__Task objective__: Transcribe the full listing below exactly.

__Entries with figure data__:
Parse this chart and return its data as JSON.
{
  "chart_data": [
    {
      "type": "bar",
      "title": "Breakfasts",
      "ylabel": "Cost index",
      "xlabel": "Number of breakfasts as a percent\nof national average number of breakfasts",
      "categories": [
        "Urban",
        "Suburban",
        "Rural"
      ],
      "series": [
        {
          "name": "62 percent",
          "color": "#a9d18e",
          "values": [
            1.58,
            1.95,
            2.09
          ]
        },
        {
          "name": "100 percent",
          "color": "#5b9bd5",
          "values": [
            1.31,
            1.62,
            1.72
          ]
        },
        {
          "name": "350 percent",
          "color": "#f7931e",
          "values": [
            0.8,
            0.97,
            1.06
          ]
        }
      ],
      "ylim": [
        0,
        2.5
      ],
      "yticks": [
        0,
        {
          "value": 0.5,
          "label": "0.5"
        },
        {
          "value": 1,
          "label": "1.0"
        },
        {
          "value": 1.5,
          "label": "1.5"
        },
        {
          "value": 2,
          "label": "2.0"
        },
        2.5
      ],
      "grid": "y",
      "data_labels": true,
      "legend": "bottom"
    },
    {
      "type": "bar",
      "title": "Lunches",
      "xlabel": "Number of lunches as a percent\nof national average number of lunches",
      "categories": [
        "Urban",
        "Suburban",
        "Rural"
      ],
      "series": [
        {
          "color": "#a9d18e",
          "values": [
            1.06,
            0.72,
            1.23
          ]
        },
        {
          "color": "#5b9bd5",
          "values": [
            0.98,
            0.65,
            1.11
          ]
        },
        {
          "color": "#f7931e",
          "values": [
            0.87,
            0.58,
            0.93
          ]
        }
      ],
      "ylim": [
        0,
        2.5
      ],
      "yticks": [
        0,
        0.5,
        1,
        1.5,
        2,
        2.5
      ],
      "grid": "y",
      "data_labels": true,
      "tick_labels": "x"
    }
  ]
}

__Response for this exercise__:
Parse this chart and return its data as JSON.
{
  "chart_data": [
    {
      "type": "bar",
      "title": "Breakfasts",
      "ylabel": "Cost index",
      "xlabel": "Number of breakfasts as a percent\nof national average number of breakfasts",
      "categories": [
        "Urban",
        "Suburban",
        "Rural"
      ],
      "series": [
        {
          "name": "62 percent",
          "color": "#a9d18e",
          "values": [
            1.58,
            1.95,
            2.09
          ]
        },
        {
          "name": "100 percent",
          "color": "#5b9bd5",
          "values": [
            1.31,
            1.62,
            1.72
          ]
        },
        {
          "name": "350 percent",
          "color": "#f7931e",
          "values": [
            0.8,
            0.97,
            1.06
          ]
        }
      ],
      "ylim": [
        0,
        2.5
      ],
      "yticks": [
        0,
        {
          "value": 0.5,
          "label": "0.5"
        },
        {
          "value": 1,
          "label": "1.0"
        },
        {
          "value": 1.5,
          "label": "1.5"
        },
        {
          "value": 2,
          "label": "2.0"
        },
        2.5
      ],
      "grid": "y",
      "data_labels": true,
      "legend": "bottom"
    },
    {
      "type": "bar",
      "title": "Lunches",
      "xlabel": "Number of lunches as a percent\nof national average number of lunches",
      "categories": [
        "Urban",
        "Suburban",
        "Rural"
      ],
      "series": [
        {
          "color": "#a9d18e",
          "values": [
            1.06,
            0.72,
            1.23
          ]
        },
        {
          "color": "#5b9bd5",
          "values": [
            0.98,
            0.65,
            1.11
          ]
        },
        {
          "color": "#f7931e",
          "values": [
            0.87,
            0.58,
            0.93
          ]
        }
      ],
      "ylim": [
        0,
        2.5
      ],
      "yticks": [
        0,
        0.5,
        1,
        1.5,
        2,
        2.5
      ],
      "grid": "y",
      "data_labels": true,
      "tick_labels": "x"
    }
  ]
}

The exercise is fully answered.